-- BEGIN Extracted entries --

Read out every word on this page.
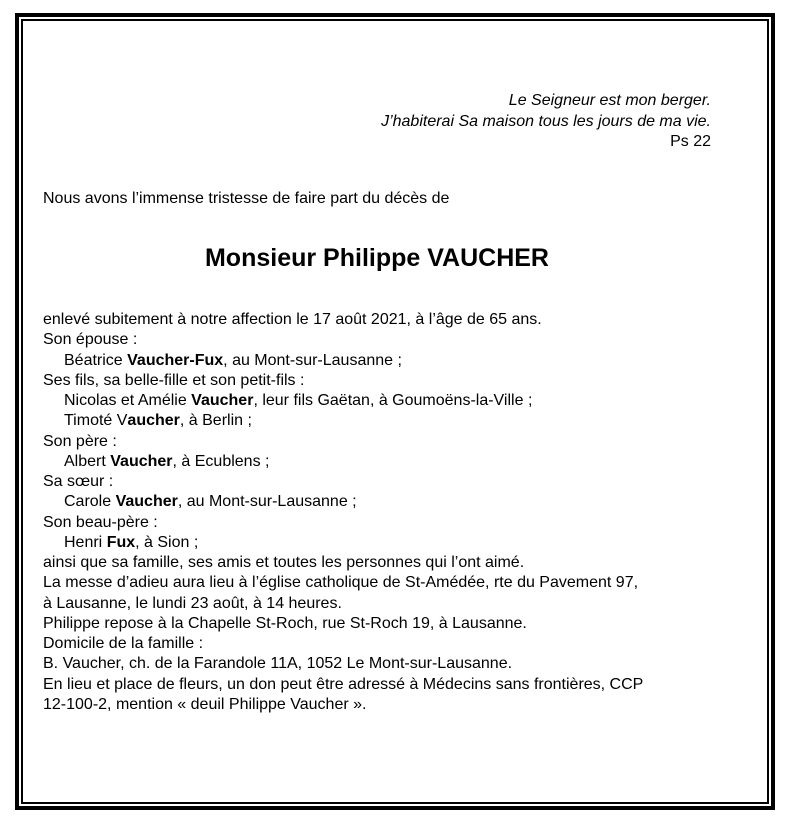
Le Seigneur est mon berger.
J’habiterai Sa maison tous les jours de ma vie.
Ps 22
Nous avons l’immense tristesse de faire part du décès de
Monsieur Philippe VAUCHER
enlevé subitement à notre affection le 17 août 2021, à l’âge de 65 ans.
Son épouse :
Béatrice Vaucher-Fux, au Mont-sur-Lausanne ;
Ses fils, sa belle-fille et son petit-fils :
Nicolas et Amélie Vaucher, leur fils Gaëtan, à Goumoëns-la-Ville ;
Timoté Vaucher, à Berlin ;
Son père :
Albert Vaucher, à Ecublens ;
Sa sœur :
Carole Vaucher, au Mont-sur-Lausanne ;
Son beau-père :
Henri Fux, à Sion ;
ainsi que sa famille, ses amis et toutes les personnes qui l’ont aimé.
La messe d’adieu aura lieu à l’église catholique de St-Amédée, rte du Pavement 97,
à Lausanne, le lundi 23 août, à 14 heures.
Philippe repose à la Chapelle St-Roch, rue St-Roch 19, à Lausanne.
Domicile de la famille :
B. Vaucher, ch. de la Farandole 11A, 1052 Le Mont-sur-Lausanne.
En lieu et place de fleurs, un don peut être adressé à Médecins sans frontières, CCP
12-100-2, mention « deuil Philippe Vaucher ».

-- END Extracted entries --

Exercise brief - Every line above should be returned word for word, with the pictures left behind.

The solution -
Read out every word on this page.
Le Seigneur est mon berger.
J’habiterai Sa maison tous les jours de ma vie.
Ps 22
Nous avons l’immense tristesse de faire part du décès de
Monsieur Philippe VAUCHER
enlevé subitement à notre affection le 17 août 2021, à l’âge de 65 ans.
Son épouse :
Béatrice Vaucher-Fux, au Mont-sur-Lausanne ;
Ses fils, sa belle-fille et son petit-fils :
Nicolas et Amélie Vaucher, leur fils Gaëtan, à Goumoëns-la-Ville ;
Timoté Vaucher, à Berlin ;
Son père :
Albert Vaucher, à Ecublens ;
Sa sœur :
Carole Vaucher, au Mont-sur-Lausanne ;
Son beau-père :
Henri Fux, à Sion ;
ainsi que sa famille, ses amis et toutes les personnes qui l’ont aimé.
La messe d’adieu aura lieu à l’église catholique de St-Amédée, rte du Pavement 97,
à Lausanne, le lundi 23 août, à 14 heures.
Philippe repose à la Chapelle St-Roch, rue St-Roch 19, à Lausanne.
Domicile de la famille :
B. Vaucher, ch. de la Farandole 11A, 1052 Le Mont-sur-Lausanne.
En lieu et place de fleurs, un don peut être adressé à Médecins sans frontières, CCP
12-100-2, mention « deuil Philippe Vaucher ».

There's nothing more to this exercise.